>>>

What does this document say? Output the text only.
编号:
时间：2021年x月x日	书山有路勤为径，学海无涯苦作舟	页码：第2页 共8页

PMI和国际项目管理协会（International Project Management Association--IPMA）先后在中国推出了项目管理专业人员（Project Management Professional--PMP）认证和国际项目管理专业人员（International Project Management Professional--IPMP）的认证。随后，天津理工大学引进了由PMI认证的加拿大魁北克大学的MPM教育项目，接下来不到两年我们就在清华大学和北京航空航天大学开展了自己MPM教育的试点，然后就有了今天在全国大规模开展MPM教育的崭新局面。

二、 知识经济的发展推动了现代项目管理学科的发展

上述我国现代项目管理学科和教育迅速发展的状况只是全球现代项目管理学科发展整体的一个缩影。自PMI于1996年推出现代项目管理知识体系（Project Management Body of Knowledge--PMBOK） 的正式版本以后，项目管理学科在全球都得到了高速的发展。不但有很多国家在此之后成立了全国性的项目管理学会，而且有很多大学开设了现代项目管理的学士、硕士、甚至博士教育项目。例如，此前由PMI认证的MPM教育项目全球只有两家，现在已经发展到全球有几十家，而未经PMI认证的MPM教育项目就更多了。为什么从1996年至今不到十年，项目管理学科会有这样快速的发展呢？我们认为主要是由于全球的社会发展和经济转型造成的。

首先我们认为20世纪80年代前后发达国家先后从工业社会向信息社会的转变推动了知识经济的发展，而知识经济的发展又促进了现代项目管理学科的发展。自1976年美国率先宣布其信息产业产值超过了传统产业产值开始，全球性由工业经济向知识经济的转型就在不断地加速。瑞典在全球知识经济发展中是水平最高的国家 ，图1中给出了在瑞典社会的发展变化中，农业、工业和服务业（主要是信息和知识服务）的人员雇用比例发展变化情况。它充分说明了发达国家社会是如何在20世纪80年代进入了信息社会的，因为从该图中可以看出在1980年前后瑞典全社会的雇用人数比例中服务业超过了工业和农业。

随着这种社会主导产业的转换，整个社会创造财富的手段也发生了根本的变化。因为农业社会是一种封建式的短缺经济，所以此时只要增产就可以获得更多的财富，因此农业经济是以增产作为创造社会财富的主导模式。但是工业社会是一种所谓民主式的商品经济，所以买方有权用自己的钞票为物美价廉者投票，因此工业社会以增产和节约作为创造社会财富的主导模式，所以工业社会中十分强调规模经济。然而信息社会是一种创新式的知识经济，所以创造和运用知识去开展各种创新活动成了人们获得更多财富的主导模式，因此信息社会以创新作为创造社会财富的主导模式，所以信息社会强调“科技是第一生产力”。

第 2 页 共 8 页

<<<

* **Written task**
Please reproduce the entire listing, exactly as shown.

* **Output for this task**
What does this document say? Output the text only.
编号:
时间：2021年x月x日	书山有路勤为径，学海无涯苦作舟	页码：第2页 共8页

PMI和国际项目管理协会（International Project Management Association--IPMA）先后在中国推出了项目管理专业人员（Project Management Professional--PMP）认证和国际项目管理专业人员（International Project Management Professional--IPMP）的认证。随后，天津理工大学引进了由PMI认证的加拿大魁北克大学的MPM教育项目，接下来不到两年我们就在清华大学和北京航空航天大学开展了自己MPM教育的试点，然后就有了今天在全国大规模开展MPM教育的崭新局面。

二、 知识经济的发展推动了现代项目管理学科的发展

上述我国现代项目管理学科和教育迅速发展的状况只是全球现代项目管理学科发展整体的一个缩影。自PMI于1996年推出现代项目管理知识体系（Project Management Body of Knowledge--PMBOK） 的正式版本以后，项目管理学科在全球都得到了高速的发展。不但有很多国家在此之后成立了全国性的项目管理学会，而且有很多大学开设了现代项目管理的学士、硕士、甚至博士教育项目。例如，此前由PMI认证的MPM教育项目全球只有两家，现在已经发展到全球有几十家，而未经PMI认证的MPM教育项目就更多了。为什么从1996年至今不到十年，项目管理学科会有这样快速的发展呢？我们认为主要是由于全球的社会发展和经济转型造成的。

首先我们认为20世纪80年代前后发达国家先后从工业社会向信息社会的转变推动了知识经济的发展，而知识经济的发展又促进了现代项目管理学科的发展。自1976年美国率先宣布其信息产业产值超过了传统产业产值开始，全球性由工业经济向知识经济的转型就在不断地加速。瑞典在全球知识经济发展中是水平最高的国家 ，图1中给出了在瑞典社会的发展变化中，农业、工业和服务业（主要是信息和知识服务）的人员雇用比例发展变化情况。它充分说明了发达国家社会是如何在20世纪80年代进入了信息社会的，因为从该图中可以看出在1980年前后瑞典全社会的雇用人数比例中服务业超过了工业和农业。

随着这种社会主导产业的转换，整个社会创造财富的手段也发生了根本的变化。因为农业社会是一种封建式的短缺经济，所以此时只要增产就可以获得更多的财富，因此农业经济是以增产作为创造社会财富的主导模式。但是工业社会是一种所谓民主式的商品经济，所以买方有权用自己的钞票为物美价廉者投票，因此工业社会以增产和节约作为创造社会财富的主导模式，所以工业社会中十分强调规模经济。然而信息社会是一种创新式的知识经济，所以创造和运用知识去开展各种创新活动成了人们获得更多财富的主导模式，因此信息社会以创新作为创造社会财富的主导模式，所以信息社会强调“科技是第一生产力”。

第 2 页 共 8 页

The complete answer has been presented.